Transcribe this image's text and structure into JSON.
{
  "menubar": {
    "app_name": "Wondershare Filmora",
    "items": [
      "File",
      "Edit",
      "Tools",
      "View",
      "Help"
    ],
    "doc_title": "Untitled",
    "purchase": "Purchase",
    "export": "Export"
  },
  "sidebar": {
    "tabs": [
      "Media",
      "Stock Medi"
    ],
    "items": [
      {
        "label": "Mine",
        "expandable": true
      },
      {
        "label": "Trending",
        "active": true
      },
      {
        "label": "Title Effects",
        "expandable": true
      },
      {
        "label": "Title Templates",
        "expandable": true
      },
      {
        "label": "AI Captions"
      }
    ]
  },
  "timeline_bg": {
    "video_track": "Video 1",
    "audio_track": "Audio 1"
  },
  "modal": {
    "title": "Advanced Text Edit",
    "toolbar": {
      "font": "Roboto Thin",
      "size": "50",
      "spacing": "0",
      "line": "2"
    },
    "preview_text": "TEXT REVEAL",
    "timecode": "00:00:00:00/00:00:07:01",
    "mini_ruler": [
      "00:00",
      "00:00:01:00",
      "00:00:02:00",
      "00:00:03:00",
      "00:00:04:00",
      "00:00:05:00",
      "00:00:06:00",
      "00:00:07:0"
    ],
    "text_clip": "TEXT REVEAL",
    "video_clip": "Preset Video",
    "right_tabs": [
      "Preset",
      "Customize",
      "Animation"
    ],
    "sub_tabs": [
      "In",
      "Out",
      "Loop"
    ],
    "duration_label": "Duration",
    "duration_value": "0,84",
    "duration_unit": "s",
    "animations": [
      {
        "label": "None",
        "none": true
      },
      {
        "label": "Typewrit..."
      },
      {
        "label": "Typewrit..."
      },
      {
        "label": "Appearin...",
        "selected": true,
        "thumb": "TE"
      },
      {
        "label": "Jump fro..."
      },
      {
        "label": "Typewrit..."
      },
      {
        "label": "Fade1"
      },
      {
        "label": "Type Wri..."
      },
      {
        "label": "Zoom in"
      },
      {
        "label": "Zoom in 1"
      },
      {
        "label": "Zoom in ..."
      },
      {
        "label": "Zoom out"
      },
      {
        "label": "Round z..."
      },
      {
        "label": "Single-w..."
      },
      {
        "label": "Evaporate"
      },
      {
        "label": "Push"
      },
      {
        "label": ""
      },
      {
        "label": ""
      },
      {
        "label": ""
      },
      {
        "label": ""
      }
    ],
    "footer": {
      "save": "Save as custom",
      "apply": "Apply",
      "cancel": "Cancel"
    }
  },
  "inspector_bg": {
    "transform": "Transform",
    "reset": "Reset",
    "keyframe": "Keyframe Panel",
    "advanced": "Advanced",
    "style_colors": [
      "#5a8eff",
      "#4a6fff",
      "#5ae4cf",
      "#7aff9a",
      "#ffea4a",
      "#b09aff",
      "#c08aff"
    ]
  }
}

_____

* WORK REQUIRED *
Transcribe all of the lines in the records precisely.

* TASK ANSWER *
Transcribe this image's text and structure into JSON.
{
  "menubar": {
    "app_name": "Wondershare Filmora",
    "items": [
      "File",
      "Edit",
      "Tools",
      "View",
      "Help"
    ],
    "doc_title": "Untitled",
    "purchase": "Purchase",
    "export": "Export"
  },
  "sidebar": {
    "tabs": [
      "Media",
      "Stock Medi"
    ],
    "items": [
      {
        "label": "Mine",
        "expandable": true
      },
      {
        "label": "Trending",
        "active": true
      },
      {
        "label": "Title Effects",
        "expandable": true
      },
      {
        "label": "Title Templates",
        "expandable": true
      },
      {
        "label": "AI Captions"
      }
    ]
  },
  "timeline_bg": {
    "video_track": "Video 1",
    "audio_track": "Audio 1"
  },
  "modal": {
    "title": "Advanced Text Edit",
    "toolbar": {
      "font": "Roboto Thin",
      "size": "50",
      "spacing": "0",
      "line": "2"
    },
    "preview_text": "TEXT REVEAL",
    "timecode": "00:00:00:00/00:00:07:01",
    "mini_ruler": [
      "00:00",
      "00:00:01:00",
      "00:00:02:00",
      "00:00:03:00",
      "00:00:04:00",
      "00:00:05:00",
      "00:00:06:00",
      "00:00:07:0"
    ],
    "text_clip": "TEXT REVEAL",
    "video_clip": "Preset Video",
    "right_tabs": [
      "Preset",
      "Customize",
      "Animation"
    ],
    "sub_tabs": [
      "In",
      "Out",
      "Loop"
    ],
    "duration_label": "Duration",
    "duration_value": "0,84",
    "duration_unit": "s",
    "animations": [
      {
        "label": "None",
        "none": true
      },
      {
        "label": "Typewrit..."
      },
      {
        "label": "Typewrit..."
      },
      {
        "label": "Appearin...",
        "selected": true,
        "thumb": "TE"
      },
      {
        "label": "Jump fro..."
      },
      {
        "label": "Typewrit..."
      },
      {
        "label": "Fade1"
      },
      {
        "label": "Type Wri..."
      },
      {
        "label": "Zoom in"
      },
      {
        "label": "Zoom in 1"
      },
      {
        "label": "Zoom in ..."
      },
      {
        "label": "Zoom out"
      },
      {
        "label": "Round z..."
      },
      {
        "label": "Single-w..."
      },
      {
        "label": "Evaporate"
      },
      {
        "label": "Push"
      },
      {
        "label": ""
      },
      {
        "label": ""
      },
      {
        "label": ""
      },
      {
        "label": ""
      }
    ],
    "footer": {
      "save": "Save as custom",
      "apply": "Apply",
      "cancel": "Cancel"
    }
  },
  "inspector_bg": {
    "transform": "Transform",
    "reset": "Reset",
    "keyframe": "Keyframe Panel",
    "advanced": "Advanced",
    "style_colors": [
      "#5a8eff",
      "#4a6fff",
      "#5ae4cf",
      "#7aff9a",
      "#ffea4a",
      "#b09aff",
      "#c08aff"
    ]
  }
}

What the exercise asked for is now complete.